▶ [WHAT THE TASK REQUIRES]
Find and return each line containing "مورخ".

───── LISTING ─────

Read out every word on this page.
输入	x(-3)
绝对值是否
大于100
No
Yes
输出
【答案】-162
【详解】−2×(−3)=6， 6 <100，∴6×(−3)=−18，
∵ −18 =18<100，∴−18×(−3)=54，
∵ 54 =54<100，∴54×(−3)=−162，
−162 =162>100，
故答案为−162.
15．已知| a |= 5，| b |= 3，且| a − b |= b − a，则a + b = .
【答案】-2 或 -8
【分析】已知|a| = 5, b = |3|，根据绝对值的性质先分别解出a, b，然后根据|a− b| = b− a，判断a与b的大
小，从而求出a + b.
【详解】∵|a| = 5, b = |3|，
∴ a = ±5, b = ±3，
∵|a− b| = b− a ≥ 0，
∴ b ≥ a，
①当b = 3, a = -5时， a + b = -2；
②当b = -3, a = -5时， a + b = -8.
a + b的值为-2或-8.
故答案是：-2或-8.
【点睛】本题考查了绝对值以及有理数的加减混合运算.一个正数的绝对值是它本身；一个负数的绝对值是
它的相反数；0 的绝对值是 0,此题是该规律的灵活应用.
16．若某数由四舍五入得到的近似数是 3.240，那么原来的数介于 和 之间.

─────
───── LISTING ─────

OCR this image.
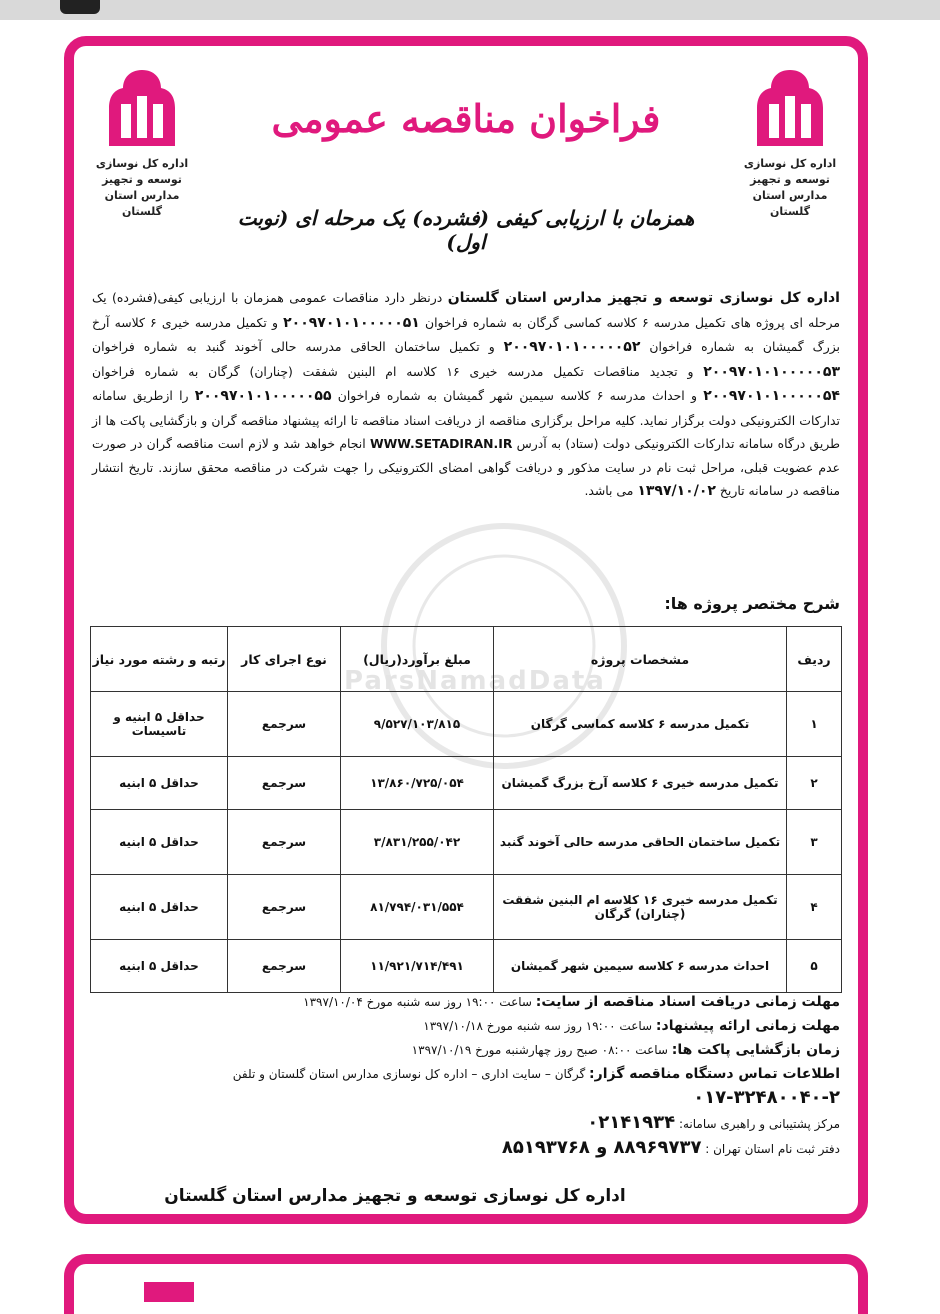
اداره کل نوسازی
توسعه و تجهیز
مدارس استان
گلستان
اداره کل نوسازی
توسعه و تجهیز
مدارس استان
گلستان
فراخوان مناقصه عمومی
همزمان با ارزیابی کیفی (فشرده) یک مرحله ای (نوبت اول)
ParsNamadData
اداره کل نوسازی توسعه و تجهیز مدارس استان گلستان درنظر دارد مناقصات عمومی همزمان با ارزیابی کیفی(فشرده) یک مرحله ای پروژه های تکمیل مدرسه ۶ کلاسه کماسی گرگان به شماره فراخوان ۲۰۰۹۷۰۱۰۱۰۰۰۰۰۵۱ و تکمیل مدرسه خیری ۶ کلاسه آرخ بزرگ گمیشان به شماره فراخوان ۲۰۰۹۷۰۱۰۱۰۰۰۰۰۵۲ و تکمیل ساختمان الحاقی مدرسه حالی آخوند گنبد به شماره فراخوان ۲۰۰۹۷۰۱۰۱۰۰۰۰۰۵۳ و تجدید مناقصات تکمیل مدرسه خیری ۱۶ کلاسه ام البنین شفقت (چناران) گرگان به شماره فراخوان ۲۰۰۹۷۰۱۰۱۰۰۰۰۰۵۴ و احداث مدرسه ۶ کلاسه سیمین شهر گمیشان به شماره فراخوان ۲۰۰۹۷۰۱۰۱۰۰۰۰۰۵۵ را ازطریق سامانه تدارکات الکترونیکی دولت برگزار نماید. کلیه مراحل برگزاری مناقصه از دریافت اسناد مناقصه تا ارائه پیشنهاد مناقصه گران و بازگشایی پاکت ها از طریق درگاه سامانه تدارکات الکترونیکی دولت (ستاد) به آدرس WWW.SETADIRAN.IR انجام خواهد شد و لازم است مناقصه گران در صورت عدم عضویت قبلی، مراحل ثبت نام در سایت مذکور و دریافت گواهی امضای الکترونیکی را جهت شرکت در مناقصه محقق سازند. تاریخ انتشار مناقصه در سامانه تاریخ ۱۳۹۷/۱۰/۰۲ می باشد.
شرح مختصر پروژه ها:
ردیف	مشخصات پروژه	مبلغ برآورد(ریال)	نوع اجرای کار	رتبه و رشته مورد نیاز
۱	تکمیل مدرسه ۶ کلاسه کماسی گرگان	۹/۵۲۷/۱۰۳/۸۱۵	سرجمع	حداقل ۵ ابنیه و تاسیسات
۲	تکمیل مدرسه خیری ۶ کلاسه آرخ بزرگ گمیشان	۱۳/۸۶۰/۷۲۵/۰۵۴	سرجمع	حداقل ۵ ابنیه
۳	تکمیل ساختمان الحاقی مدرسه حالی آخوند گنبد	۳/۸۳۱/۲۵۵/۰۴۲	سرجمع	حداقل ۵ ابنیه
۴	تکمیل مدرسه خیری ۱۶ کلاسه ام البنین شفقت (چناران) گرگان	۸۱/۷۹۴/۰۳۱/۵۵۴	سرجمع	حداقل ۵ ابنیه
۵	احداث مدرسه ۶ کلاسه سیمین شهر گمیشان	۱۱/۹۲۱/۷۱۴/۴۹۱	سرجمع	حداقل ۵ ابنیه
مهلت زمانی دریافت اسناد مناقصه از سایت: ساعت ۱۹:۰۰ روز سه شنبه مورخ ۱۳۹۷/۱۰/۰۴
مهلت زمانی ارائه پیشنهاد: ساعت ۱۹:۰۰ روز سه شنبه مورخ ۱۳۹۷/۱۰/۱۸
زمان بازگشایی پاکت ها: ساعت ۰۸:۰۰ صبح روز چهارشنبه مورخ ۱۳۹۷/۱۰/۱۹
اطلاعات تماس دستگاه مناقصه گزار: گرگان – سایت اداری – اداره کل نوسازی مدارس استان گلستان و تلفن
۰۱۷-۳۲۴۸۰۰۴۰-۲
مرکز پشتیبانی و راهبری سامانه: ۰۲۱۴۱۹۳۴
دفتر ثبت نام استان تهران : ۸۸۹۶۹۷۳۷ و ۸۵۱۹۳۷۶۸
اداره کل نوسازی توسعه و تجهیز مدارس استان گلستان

─────
───── LISTING ─────

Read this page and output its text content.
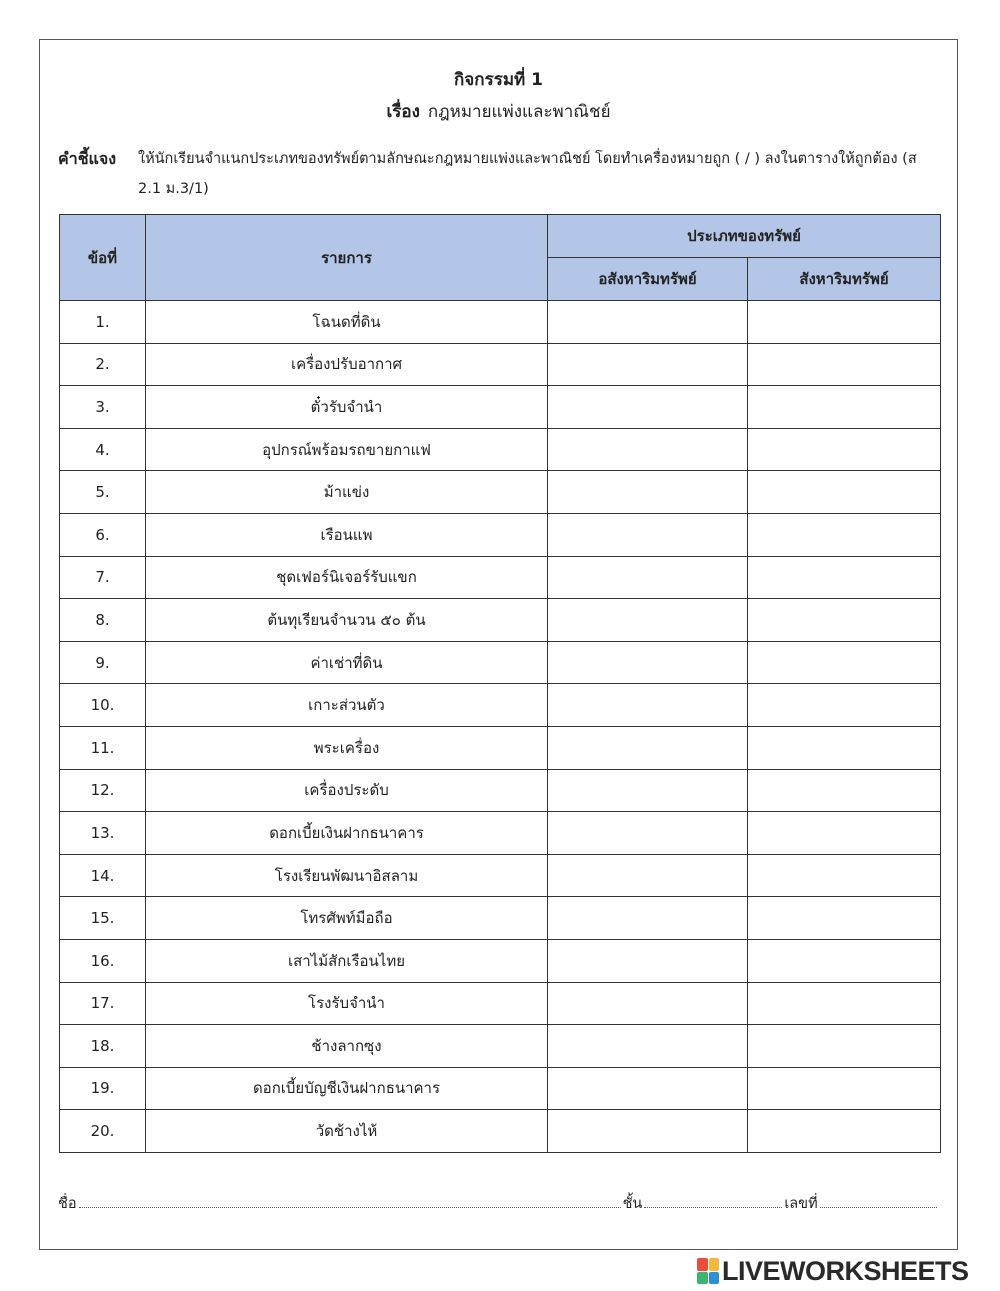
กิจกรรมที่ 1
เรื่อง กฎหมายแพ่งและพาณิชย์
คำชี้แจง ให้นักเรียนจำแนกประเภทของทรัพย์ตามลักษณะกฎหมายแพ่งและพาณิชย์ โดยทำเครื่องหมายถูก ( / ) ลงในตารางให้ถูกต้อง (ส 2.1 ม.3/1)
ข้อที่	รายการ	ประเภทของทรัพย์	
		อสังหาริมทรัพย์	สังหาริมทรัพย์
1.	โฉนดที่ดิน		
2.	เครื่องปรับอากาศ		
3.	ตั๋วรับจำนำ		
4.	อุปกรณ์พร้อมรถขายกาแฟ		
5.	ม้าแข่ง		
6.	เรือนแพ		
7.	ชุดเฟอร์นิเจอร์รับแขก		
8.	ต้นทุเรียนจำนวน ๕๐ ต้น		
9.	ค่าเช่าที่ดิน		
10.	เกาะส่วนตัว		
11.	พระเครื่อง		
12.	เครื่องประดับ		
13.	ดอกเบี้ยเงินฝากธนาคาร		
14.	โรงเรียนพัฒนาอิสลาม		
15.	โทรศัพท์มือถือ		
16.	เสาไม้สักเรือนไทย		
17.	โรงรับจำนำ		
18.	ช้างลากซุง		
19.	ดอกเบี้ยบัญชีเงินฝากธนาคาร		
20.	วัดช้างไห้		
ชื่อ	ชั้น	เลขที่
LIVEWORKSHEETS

─────

▶ [TASK RESPONSE]
مهلت زمانی دریافت اسناد مناقصه از سایت: ساعت ۱۹:۰۰ روز سه شنبه مورخ ۱۳۹۷/۱۰/۰۴
مهلت زمانی ارائه پیشنهاد: ساعت ۱۹:۰۰ روز سه شنبه مورخ ۱۳۹۷/۱۰/۱۸
زمان بازگشایی پاکت ها: ساعت ۰۸:۰۰ صبح روز چهارشنبه مورخ ۱۳۹۷/۱۰/۱۹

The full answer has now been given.